Problem to solve>
Reproduce the entries below, substituting "Oval shape" for every occurrence of "Ellipse shape" and leaving everything else unchanged.

(Extracted data entries)
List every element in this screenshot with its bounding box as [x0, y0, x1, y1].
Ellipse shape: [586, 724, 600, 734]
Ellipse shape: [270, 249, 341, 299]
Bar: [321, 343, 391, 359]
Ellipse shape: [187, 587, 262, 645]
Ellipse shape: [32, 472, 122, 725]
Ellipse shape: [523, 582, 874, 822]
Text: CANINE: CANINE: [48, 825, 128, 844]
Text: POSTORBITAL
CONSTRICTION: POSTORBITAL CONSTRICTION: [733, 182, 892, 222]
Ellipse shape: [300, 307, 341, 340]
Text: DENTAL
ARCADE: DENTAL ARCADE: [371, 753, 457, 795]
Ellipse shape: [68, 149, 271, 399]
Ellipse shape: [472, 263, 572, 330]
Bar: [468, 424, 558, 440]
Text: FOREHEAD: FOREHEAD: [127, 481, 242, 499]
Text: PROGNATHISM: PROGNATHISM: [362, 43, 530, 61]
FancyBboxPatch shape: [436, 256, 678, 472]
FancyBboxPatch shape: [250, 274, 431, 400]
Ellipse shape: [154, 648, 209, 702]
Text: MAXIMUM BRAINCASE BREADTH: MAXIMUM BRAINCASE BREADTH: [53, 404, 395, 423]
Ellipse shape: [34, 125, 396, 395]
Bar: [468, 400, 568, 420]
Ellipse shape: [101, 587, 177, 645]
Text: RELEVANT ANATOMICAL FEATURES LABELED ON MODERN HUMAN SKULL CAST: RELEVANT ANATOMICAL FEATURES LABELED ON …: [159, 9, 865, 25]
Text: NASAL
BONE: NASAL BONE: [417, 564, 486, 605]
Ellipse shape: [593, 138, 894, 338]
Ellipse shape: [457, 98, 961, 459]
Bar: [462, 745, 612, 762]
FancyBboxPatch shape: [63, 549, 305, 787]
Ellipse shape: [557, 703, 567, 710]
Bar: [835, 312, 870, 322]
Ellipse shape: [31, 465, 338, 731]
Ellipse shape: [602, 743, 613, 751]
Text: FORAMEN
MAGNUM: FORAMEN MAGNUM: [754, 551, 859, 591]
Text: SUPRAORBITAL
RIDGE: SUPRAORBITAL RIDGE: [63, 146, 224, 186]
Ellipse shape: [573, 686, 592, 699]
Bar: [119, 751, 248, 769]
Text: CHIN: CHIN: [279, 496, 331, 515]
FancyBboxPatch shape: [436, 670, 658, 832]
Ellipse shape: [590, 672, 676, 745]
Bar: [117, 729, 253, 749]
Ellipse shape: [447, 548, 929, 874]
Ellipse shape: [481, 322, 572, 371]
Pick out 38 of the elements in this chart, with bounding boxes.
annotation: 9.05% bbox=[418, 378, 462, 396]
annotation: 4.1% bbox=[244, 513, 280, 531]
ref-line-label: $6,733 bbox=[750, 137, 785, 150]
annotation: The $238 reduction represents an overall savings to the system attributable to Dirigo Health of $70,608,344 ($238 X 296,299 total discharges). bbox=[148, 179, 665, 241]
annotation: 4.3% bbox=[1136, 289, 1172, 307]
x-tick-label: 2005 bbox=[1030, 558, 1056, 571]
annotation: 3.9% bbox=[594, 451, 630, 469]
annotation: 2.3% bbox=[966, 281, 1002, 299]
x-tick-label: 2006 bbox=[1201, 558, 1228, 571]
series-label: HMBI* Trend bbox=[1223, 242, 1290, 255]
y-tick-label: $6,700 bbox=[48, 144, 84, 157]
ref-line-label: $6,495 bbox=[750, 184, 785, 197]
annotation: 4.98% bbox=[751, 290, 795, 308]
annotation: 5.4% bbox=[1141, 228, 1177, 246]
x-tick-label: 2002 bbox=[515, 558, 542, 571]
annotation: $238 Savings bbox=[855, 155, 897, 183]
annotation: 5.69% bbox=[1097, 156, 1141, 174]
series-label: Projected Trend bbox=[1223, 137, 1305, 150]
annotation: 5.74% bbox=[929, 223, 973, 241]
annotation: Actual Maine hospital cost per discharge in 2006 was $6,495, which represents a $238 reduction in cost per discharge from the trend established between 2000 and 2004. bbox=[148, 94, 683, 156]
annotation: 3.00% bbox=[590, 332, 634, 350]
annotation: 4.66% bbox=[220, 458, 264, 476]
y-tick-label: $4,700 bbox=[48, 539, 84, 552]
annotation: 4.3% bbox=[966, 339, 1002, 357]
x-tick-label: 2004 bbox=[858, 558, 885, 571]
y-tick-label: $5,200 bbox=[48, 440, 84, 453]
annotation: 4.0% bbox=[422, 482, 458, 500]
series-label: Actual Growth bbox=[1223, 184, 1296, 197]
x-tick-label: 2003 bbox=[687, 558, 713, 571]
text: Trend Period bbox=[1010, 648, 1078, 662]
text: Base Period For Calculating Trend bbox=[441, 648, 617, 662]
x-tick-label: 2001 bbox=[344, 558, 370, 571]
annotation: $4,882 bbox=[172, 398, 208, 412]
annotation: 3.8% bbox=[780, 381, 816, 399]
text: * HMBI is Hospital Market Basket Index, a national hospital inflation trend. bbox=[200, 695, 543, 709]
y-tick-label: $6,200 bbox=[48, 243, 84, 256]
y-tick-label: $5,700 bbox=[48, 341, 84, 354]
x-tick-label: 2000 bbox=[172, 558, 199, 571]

Exercise result>
List every element in this screenshot with its bounding box as [x0, y0, x1, y1].
Oval shape: [586, 724, 600, 734]
Oval shape: [270, 249, 341, 299]
Bar: [321, 343, 391, 359]
Oval shape: [187, 587, 262, 645]
Oval shape: [32, 472, 122, 725]
Oval shape: [523, 582, 874, 822]
Text: CANINE: CANINE: [48, 825, 128, 844]
Text: POSTORBITAL
CONSTRICTION: POSTORBITAL CONSTRICTION: [733, 182, 892, 222]
Oval shape: [300, 307, 341, 340]
Text: DENTAL
ARCADE: DENTAL ARCADE: [371, 753, 457, 795]
Oval shape: [68, 149, 271, 399]
Oval shape: [472, 263, 572, 330]
Bar: [468, 424, 558, 440]
Text: FOREHEAD: FOREHEAD: [127, 481, 242, 499]
Text: PROGNATHISM: PROGNATHISM: [362, 43, 530, 61]
FancyBboxPatch shape: [436, 256, 678, 472]
FancyBboxPatch shape: [250, 274, 431, 400]
Oval shape: [154, 648, 209, 702]
Text: MAXIMUM BRAINCASE BREADTH: MAXIMUM BRAINCASE BREADTH: [53, 404, 395, 423]
Oval shape: [34, 125, 396, 395]
Bar: [468, 400, 568, 420]
Oval shape: [101, 587, 177, 645]
Text: RELEVANT ANATOMICAL FEATURES LABELED ON MODERN HUMAN SKULL CAST: RELEVANT ANATOMICAL FEATURES LABELED ON …: [159, 9, 865, 25]
Text: NASAL
BONE: NASAL BONE: [417, 564, 486, 605]
Oval shape: [593, 138, 894, 338]
Oval shape: [457, 98, 961, 459]
Bar: [462, 745, 612, 762]
FancyBboxPatch shape: [63, 549, 305, 787]
Oval shape: [557, 703, 567, 710]
Bar: [835, 312, 870, 322]
Oval shape: [31, 465, 338, 731]
Oval shape: [602, 743, 613, 751]
Text: FORAMEN
MAGNUM: FORAMEN MAGNUM: [754, 551, 859, 591]
Text: SUPRAORBITAL
RIDGE: SUPRAORBITAL RIDGE: [63, 146, 224, 186]
Oval shape: [573, 686, 592, 699]
Bar: [119, 751, 248, 769]
Text: CHIN: CHIN: [279, 496, 331, 515]
FancyBboxPatch shape: [436, 670, 658, 832]
Oval shape: [590, 672, 676, 745]
Bar: [117, 729, 253, 749]
Oval shape: [447, 548, 929, 874]
Oval shape: [481, 322, 572, 371]
Pick out 38 of the elements in this chart, with bounding boxes.
annotation: 9.05% bbox=[418, 378, 462, 396]
annotation: 4.1% bbox=[244, 513, 280, 531]
ref-line-label: $6,733 bbox=[750, 137, 785, 150]
annotation: The $238 reduction represents an overall savings to the system attributable to Dirigo Health of $70,608,344 ($238 X 296,299 total discharges). bbox=[148, 179, 665, 241]
annotation: 4.3% bbox=[1136, 289, 1172, 307]
x-tick-label: 2005 bbox=[1030, 558, 1056, 571]
annotation: 3.9% bbox=[594, 451, 630, 469]
annotation: 2.3% bbox=[966, 281, 1002, 299]
x-tick-label: 2006 bbox=[1201, 558, 1228, 571]
series-label: HMBI* Trend bbox=[1223, 242, 1290, 255]
y-tick-label: $6,700 bbox=[48, 144, 84, 157]
ref-line-label: $6,495 bbox=[750, 184, 785, 197]
annotation: 4.98% bbox=[751, 290, 795, 308]
annotation: 5.4% bbox=[1141, 228, 1177, 246]
x-tick-label: 2002 bbox=[515, 558, 542, 571]
annotation: $238 Savings bbox=[855, 155, 897, 183]
annotation: 5.69% bbox=[1097, 156, 1141, 174]
series-label: Projected Trend bbox=[1223, 137, 1305, 150]
annotation: 5.74% bbox=[929, 223, 973, 241]
annotation: Actual Maine hospital cost per discharge in 2006 was $6,495, which represents a $238 reduction in cost per discharge from the trend established between 2000 and 2004. bbox=[148, 94, 683, 156]
annotation: 3.00% bbox=[590, 332, 634, 350]
annotation: 4.66% bbox=[220, 458, 264, 476]
y-tick-label: $4,700 bbox=[48, 539, 84, 552]
annotation: 4.3% bbox=[966, 339, 1002, 357]
x-tick-label: 2004 bbox=[858, 558, 885, 571]
y-tick-label: $5,200 bbox=[48, 440, 84, 453]
annotation: 4.0% bbox=[422, 482, 458, 500]
series-label: Actual Growth bbox=[1223, 184, 1296, 197]
x-tick-label: 2003 bbox=[687, 558, 713, 571]
text: Trend Period bbox=[1010, 648, 1078, 662]
text: Base Period For Calculating Trend bbox=[441, 648, 617, 662]
x-tick-label: 2001 bbox=[344, 558, 370, 571]
annotation: $4,882 bbox=[172, 398, 208, 412]
annotation: 3.8% bbox=[780, 381, 816, 399]
text: * HMBI is Hospital Market Basket Index, a national hospital inflation trend. bbox=[200, 695, 543, 709]
y-tick-label: $6,200 bbox=[48, 243, 84, 256]
y-tick-label: $5,700 bbox=[48, 341, 84, 354]
x-tick-label: 2000 bbox=[172, 558, 199, 571]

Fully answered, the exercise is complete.